_Task objective_
Transcribe the entries that follow, word for word.

Collected data entries:
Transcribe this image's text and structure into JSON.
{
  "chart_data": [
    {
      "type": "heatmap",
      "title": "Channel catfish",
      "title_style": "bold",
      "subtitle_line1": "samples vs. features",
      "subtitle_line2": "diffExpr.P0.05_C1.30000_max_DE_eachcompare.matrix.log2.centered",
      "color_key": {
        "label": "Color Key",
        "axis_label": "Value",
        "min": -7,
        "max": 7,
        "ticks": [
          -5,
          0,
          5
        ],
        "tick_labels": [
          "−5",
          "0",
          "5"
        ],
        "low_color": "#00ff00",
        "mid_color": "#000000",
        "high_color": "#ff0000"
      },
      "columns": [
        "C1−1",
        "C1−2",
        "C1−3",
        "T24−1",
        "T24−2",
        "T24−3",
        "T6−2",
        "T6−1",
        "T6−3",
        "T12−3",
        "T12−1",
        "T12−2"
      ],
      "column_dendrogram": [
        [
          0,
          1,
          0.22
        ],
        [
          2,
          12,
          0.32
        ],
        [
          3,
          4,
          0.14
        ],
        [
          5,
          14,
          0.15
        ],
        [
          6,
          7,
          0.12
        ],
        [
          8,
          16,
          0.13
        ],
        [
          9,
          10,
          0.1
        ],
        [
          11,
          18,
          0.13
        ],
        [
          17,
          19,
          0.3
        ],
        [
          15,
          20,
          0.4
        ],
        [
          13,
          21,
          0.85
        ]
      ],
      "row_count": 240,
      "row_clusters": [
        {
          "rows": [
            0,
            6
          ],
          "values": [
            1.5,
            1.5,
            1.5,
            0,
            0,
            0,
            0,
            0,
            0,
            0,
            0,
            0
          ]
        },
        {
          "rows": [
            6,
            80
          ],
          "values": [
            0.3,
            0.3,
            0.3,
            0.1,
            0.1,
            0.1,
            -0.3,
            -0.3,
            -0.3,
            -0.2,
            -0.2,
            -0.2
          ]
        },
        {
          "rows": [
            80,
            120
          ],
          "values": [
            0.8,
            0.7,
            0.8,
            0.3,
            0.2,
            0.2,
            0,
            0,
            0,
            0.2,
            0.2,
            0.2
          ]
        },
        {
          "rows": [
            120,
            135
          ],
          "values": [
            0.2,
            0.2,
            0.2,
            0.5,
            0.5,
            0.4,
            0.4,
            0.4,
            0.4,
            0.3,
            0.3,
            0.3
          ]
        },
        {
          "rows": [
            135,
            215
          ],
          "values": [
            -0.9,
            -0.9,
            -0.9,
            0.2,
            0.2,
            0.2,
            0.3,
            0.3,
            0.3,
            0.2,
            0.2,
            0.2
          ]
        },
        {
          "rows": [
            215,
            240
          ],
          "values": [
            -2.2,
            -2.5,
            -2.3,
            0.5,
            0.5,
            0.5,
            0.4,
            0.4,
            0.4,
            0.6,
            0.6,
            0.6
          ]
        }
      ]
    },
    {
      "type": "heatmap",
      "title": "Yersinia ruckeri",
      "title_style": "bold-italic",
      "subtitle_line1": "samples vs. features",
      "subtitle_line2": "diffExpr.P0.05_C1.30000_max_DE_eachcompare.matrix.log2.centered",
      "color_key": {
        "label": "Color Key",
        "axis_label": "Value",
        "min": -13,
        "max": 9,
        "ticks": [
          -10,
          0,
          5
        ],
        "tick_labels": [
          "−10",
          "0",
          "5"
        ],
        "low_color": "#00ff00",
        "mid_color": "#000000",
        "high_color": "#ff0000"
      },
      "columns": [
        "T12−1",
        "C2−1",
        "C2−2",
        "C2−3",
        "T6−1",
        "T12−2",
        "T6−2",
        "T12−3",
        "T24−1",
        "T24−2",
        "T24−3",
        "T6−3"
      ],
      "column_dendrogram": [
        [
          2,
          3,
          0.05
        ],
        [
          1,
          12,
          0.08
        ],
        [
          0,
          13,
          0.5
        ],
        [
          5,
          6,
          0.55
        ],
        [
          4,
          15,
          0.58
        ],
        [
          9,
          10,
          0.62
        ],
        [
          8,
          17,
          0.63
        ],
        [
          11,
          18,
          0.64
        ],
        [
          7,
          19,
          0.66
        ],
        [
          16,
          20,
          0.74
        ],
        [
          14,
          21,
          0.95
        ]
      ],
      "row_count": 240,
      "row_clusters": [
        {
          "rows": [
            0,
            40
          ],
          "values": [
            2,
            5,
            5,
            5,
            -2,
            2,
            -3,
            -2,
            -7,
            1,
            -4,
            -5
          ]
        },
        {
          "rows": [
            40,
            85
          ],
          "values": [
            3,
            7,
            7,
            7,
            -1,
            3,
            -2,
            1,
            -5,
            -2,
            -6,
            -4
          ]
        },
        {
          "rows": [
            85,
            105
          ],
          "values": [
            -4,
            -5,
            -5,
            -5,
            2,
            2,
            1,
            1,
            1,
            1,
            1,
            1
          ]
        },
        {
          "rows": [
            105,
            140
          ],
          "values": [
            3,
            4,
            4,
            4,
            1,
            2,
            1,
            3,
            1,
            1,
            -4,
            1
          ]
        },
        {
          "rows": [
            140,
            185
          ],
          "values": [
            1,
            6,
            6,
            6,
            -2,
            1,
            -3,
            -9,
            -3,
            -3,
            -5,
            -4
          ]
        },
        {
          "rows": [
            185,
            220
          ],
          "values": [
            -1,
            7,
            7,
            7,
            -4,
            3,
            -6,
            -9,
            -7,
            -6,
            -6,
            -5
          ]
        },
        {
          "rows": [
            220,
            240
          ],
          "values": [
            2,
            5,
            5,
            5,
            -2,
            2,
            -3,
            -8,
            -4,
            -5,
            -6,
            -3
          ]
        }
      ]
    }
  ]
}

_Completed task_
Transcribe this image's text and structure into JSON.
{
  "chart_data": [
    {
      "type": "heatmap",
      "title": "Channel catfish",
      "title_style": "bold",
      "subtitle_line1": "samples vs. features",
      "subtitle_line2": "diffExpr.P0.05_C1.30000_max_DE_eachcompare.matrix.log2.centered",
      "color_key": {
        "label": "Color Key",
        "axis_label": "Value",
        "min": -7,
        "max": 7,
        "ticks": [
          -5,
          0,
          5
        ],
        "tick_labels": [
          "−5",
          "0",
          "5"
        ],
        "low_color": "#00ff00",
        "mid_color": "#000000",
        "high_color": "#ff0000"
      },
      "columns": [
        "C1−1",
        "C1−2",
        "C1−3",
        "T24−1",
        "T24−2",
        "T24−3",
        "T6−2",
        "T6−1",
        "T6−3",
        "T12−3",
        "T12−1",
        "T12−2"
      ],
      "column_dendrogram": [
        [
          0,
          1,
          0.22
        ],
        [
          2,
          12,
          0.32
        ],
        [
          3,
          4,
          0.14
        ],
        [
          5,
          14,
          0.15
        ],
        [
          6,
          7,
          0.12
        ],
        [
          8,
          16,
          0.13
        ],
        [
          9,
          10,
          0.1
        ],
        [
          11,
          18,
          0.13
        ],
        [
          17,
          19,
          0.3
        ],
        [
          15,
          20,
          0.4
        ],
        [
          13,
          21,
          0.85
        ]
      ],
      "row_count": 240,
      "row_clusters": [
        {
          "rows": [
            0,
            6
          ],
          "values": [
            1.5,
            1.5,
            1.5,
            0,
            0,
            0,
            0,
            0,
            0,
            0,
            0,
            0
          ]
        },
        {
          "rows": [
            6,
            80
          ],
          "values": [
            0.3,
            0.3,
            0.3,
            0.1,
            0.1,
            0.1,
            -0.3,
            -0.3,
            -0.3,
            -0.2,
            -0.2,
            -0.2
          ]
        },
        {
          "rows": [
            80,
            120
          ],
          "values": [
            0.8,
            0.7,
            0.8,
            0.3,
            0.2,
            0.2,
            0,
            0,
            0,
            0.2,
            0.2,
            0.2
          ]
        },
        {
          "rows": [
            120,
            135
          ],
          "values": [
            0.2,
            0.2,
            0.2,
            0.5,
            0.5,
            0.4,
            0.4,
            0.4,
            0.4,
            0.3,
            0.3,
            0.3
          ]
        },
        {
          "rows": [
            135,
            215
          ],
          "values": [
            -0.9,
            -0.9,
            -0.9,
            0.2,
            0.2,
            0.2,
            0.3,
            0.3,
            0.3,
            0.2,
            0.2,
            0.2
          ]
        },
        {
          "rows": [
            215,
            240
          ],
          "values": [
            -2.2,
            -2.5,
            -2.3,
            0.5,
            0.5,
            0.5,
            0.4,
            0.4,
            0.4,
            0.6,
            0.6,
            0.6
          ]
        }
      ]
    },
    {
      "type": "heatmap",
      "title": "Yersinia ruckeri",
      "title_style": "bold-italic",
      "subtitle_line1": "samples vs. features",
      "subtitle_line2": "diffExpr.P0.05_C1.30000_max_DE_eachcompare.matrix.log2.centered",
      "color_key": {
        "label": "Color Key",
        "axis_label": "Value",
        "min": -13,
        "max": 9,
        "ticks": [
          -10,
          0,
          5
        ],
        "tick_labels": [
          "−10",
          "0",
          "5"
        ],
        "low_color": "#00ff00",
        "mid_color": "#000000",
        "high_color": "#ff0000"
      },
      "columns": [
        "T12−1",
        "C2−1",
        "C2−2",
        "C2−3",
        "T6−1",
        "T12−2",
        "T6−2",
        "T12−3",
        "T24−1",
        "T24−2",
        "T24−3",
        "T6−3"
      ],
      "column_dendrogram": [
        [
          2,
          3,
          0.05
        ],
        [
          1,
          12,
          0.08
        ],
        [
          0,
          13,
          0.5
        ],
        [
          5,
          6,
          0.55
        ],
        [
          4,
          15,
          0.58
        ],
        [
          9,
          10,
          0.62
        ],
        [
          8,
          17,
          0.63
        ],
        [
          11,
          18,
          0.64
        ],
        [
          7,
          19,
          0.66
        ],
        [
          16,
          20,
          0.74
        ],
        [
          14,
          21,
          0.95
        ]
      ],
      "row_count": 240,
      "row_clusters": [
        {
          "rows": [
            0,
            40
          ],
          "values": [
            2,
            5,
            5,
            5,
            -2,
            2,
            -3,
            -2,
            -7,
            1,
            -4,
            -5
          ]
        },
        {
          "rows": [
            40,
            85
          ],
          "values": [
            3,
            7,
            7,
            7,
            -1,
            3,
            -2,
            1,
            -5,
            -2,
            -6,
            -4
          ]
        },
        {
          "rows": [
            85,
            105
          ],
          "values": [
            -4,
            -5,
            -5,
            -5,
            2,
            2,
            1,
            1,
            1,
            1,
            1,
            1
          ]
        },
        {
          "rows": [
            105,
            140
          ],
          "values": [
            3,
            4,
            4,
            4,
            1,
            2,
            1,
            3,
            1,
            1,
            -4,
            1
          ]
        },
        {
          "rows": [
            140,
            185
          ],
          "values": [
            1,
            6,
            6,
            6,
            -2,
            1,
            -3,
            -9,
            -3,
            -3,
            -5,
            -4
          ]
        },
        {
          "rows": [
            185,
            220
          ],
          "values": [
            -1,
            7,
            7,
            7,
            -4,
            3,
            -6,
            -9,
            -7,
            -6,
            -6,
            -5
          ]
        },
        {
          "rows": [
            220,
            240
          ],
          "values": [
            2,
            5,
            5,
            5,
            -2,
            2,
            -3,
            -8,
            -4,
            -5,
            -6,
            -3
          ]
        }
      ]
    }
  ]
}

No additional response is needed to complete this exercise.